[Items from a figure collection]
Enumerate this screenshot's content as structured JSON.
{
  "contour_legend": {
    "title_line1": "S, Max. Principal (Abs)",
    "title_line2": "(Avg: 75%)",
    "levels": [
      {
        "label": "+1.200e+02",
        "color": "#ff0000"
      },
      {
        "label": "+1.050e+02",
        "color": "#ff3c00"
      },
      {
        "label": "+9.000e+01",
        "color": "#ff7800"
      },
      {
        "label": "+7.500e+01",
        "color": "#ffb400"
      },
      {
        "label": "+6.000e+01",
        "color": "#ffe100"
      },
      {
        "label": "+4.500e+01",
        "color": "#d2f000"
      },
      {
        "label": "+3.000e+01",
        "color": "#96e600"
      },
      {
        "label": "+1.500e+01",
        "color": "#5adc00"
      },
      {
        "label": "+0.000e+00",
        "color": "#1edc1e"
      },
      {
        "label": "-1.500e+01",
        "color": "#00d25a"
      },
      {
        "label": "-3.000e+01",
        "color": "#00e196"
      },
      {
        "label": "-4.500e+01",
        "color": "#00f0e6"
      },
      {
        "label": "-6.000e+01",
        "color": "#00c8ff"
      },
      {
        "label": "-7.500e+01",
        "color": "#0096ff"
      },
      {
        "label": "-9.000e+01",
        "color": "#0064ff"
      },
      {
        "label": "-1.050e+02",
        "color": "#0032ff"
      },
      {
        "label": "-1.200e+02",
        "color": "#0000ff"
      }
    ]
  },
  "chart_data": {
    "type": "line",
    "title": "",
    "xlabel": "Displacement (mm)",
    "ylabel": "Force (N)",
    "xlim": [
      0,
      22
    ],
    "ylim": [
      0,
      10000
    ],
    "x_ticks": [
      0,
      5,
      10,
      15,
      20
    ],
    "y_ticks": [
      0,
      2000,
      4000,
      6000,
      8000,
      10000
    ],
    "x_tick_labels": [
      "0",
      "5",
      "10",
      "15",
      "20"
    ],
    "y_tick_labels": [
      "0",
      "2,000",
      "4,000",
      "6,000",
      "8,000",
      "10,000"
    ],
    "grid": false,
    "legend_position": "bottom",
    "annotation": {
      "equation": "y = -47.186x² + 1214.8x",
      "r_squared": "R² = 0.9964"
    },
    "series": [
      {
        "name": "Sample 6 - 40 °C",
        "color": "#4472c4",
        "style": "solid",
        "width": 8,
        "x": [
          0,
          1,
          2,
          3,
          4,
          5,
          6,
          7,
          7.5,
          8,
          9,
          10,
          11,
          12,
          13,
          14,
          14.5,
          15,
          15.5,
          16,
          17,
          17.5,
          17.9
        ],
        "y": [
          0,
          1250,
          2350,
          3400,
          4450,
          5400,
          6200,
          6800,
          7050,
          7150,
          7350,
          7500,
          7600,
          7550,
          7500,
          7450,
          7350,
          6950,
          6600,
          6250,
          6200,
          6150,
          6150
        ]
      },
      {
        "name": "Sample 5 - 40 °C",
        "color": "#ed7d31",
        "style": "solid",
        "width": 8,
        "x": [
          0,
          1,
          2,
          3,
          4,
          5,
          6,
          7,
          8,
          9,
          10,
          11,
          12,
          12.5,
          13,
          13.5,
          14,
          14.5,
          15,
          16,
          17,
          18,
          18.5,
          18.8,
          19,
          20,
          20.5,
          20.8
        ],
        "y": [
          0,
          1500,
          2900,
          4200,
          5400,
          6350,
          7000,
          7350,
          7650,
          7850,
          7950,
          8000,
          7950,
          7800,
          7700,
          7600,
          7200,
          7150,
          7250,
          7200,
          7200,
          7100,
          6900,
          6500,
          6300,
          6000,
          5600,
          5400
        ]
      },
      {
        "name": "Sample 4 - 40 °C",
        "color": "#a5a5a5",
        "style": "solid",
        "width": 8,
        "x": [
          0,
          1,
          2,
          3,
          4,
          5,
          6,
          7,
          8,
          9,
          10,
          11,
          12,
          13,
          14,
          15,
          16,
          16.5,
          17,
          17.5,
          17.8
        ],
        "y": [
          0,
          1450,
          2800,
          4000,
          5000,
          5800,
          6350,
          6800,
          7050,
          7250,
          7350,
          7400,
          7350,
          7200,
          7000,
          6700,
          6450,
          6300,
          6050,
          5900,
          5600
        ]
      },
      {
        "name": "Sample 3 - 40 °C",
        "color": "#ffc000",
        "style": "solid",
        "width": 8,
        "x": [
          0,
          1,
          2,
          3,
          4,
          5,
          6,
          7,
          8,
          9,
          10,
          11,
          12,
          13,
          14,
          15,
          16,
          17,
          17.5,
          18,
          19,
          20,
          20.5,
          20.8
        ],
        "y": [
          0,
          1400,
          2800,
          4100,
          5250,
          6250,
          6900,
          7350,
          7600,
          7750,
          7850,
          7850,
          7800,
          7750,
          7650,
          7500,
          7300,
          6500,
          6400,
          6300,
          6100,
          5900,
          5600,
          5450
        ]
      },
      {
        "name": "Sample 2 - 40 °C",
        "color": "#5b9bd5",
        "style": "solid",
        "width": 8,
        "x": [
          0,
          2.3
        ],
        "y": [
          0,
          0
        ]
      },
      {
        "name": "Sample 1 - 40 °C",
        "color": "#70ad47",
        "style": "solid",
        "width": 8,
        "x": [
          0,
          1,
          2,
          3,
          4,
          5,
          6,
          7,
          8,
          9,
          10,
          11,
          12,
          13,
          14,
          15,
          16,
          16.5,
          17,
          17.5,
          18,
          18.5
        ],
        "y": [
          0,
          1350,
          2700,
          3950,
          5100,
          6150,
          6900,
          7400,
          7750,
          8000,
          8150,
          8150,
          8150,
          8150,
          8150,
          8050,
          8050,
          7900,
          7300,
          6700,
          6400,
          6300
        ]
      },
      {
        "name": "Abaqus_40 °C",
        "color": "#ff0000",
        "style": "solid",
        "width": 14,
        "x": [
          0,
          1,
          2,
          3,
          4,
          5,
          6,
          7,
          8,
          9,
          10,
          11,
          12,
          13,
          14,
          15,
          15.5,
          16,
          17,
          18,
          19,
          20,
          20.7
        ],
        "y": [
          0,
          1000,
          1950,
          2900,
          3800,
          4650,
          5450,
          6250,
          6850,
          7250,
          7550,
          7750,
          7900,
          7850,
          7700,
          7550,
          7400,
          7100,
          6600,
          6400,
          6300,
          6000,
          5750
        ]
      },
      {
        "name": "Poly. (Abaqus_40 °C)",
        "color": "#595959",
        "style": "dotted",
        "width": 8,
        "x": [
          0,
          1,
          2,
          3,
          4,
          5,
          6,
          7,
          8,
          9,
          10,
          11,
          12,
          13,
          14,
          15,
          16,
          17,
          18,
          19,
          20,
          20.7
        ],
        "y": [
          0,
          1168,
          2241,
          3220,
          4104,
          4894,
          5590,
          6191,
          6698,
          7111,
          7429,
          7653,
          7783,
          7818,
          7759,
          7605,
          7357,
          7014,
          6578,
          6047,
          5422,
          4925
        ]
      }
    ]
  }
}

● **Required task**: Extract each line holding the word "name" from the records.

● **Response**:
        "name": "Sample 6 - 40 °C",
        "name": "Sample 5 - 40 °C",
        "name": "Sample 4 - 40 °C",
        "name": "Sample 3 - 40 °C",
        "name": "Sample 2 - 40 °C",
        "name": "Sample 1 - 40 °C",
        "name": "Abaqus_40 °C",
        "name": "Poly. (Abaqus_40 °C)",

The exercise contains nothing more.